Entries from a dataset
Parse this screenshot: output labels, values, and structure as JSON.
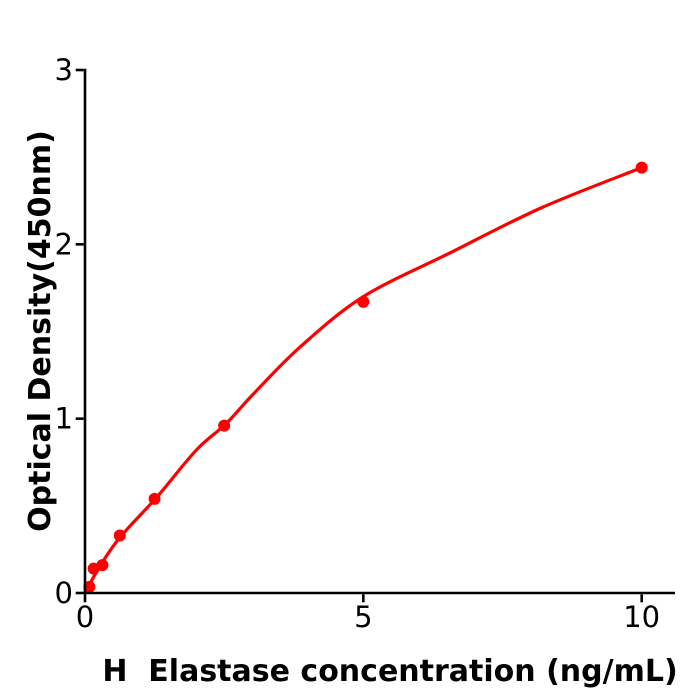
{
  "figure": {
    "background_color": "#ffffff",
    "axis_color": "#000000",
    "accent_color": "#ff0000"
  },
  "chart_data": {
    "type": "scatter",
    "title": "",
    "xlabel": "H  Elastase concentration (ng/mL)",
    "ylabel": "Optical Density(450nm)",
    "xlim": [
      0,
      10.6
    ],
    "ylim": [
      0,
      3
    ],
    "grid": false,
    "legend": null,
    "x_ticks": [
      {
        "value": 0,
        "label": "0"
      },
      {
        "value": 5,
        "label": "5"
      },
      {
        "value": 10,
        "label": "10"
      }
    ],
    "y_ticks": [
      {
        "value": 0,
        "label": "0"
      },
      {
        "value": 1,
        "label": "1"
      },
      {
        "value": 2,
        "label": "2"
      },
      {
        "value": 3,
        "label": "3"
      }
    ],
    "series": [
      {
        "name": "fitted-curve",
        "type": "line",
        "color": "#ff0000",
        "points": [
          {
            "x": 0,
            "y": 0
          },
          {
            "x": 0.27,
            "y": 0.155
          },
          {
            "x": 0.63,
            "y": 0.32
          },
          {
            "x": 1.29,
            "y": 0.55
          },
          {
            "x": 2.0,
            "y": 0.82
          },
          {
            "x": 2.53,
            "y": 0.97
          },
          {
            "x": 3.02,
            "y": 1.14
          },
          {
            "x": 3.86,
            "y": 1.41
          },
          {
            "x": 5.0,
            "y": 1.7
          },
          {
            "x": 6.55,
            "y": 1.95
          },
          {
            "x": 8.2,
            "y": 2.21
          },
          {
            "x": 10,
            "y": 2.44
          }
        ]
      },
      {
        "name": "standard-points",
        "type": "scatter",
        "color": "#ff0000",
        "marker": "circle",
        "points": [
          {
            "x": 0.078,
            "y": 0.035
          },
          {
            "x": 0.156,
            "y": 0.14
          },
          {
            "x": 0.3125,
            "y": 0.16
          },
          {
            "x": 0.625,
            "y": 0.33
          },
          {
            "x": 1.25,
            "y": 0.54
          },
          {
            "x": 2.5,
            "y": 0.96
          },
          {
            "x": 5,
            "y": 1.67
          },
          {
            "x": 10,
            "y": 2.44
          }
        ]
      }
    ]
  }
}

■ Task description: Copy every line above word for word and exclude the pictures.

■ Final result:
Parse this screenshot: output labels, values, and structure as JSON.
{
  "figure": {
    "background_color": "#ffffff",
    "axis_color": "#000000",
    "accent_color": "#ff0000"
  },
  "chart_data": {
    "type": "scatter",
    "title": "",
    "xlabel": "H  Elastase concentration (ng/mL)",
    "ylabel": "Optical Density(450nm)",
    "xlim": [
      0,
      10.6
    ],
    "ylim": [
      0,
      3
    ],
    "grid": false,
    "legend": null,
    "x_ticks": [
      {
        "value": 0,
        "label": "0"
      },
      {
        "value": 5,
        "label": "5"
      },
      {
        "value": 10,
        "label": "10"
      }
    ],
    "y_ticks": [
      {
        "value": 0,
        "label": "0"
      },
      {
        "value": 1,
        "label": "1"
      },
      {
        "value": 2,
        "label": "2"
      },
      {
        "value": 3,
        "label": "3"
      }
    ],
    "series": [
      {
        "name": "fitted-curve",
        "type": "line",
        "color": "#ff0000",
        "points": [
          {
            "x": 0,
            "y": 0
          },
          {
            "x": 0.27,
            "y": 0.155
          },
          {
            "x": 0.63,
            "y": 0.32
          },
          {
            "x": 1.29,
            "y": 0.55
          },
          {
            "x": 2.0,
            "y": 0.82
          },
          {
            "x": 2.53,
            "y": 0.97
          },
          {
            "x": 3.02,
            "y": 1.14
          },
          {
            "x": 3.86,
            "y": 1.41
          },
          {
            "x": 5.0,
            "y": 1.7
          },
          {
            "x": 6.55,
            "y": 1.95
          },
          {
            "x": 8.2,
            "y": 2.21
          },
          {
            "x": 10,
            "y": 2.44
          }
        ]
      },
      {
        "name": "standard-points",
        "type": "scatter",
        "color": "#ff0000",
        "marker": "circle",
        "points": [
          {
            "x": 0.078,
            "y": 0.035
          },
          {
            "x": 0.156,
            "y": 0.14
          },
          {
            "x": 0.3125,
            "y": 0.16
          },
          {
            "x": 0.625,
            "y": 0.33
          },
          {
            "x": 1.25,
            "y": 0.54
          },
          {
            "x": 2.5,
            "y": 0.96
          },
          {
            "x": 5,
            "y": 1.67
          },
          {
            "x": 10,
            "y": 2.44
          }
        ]
      }
    ]
  }
}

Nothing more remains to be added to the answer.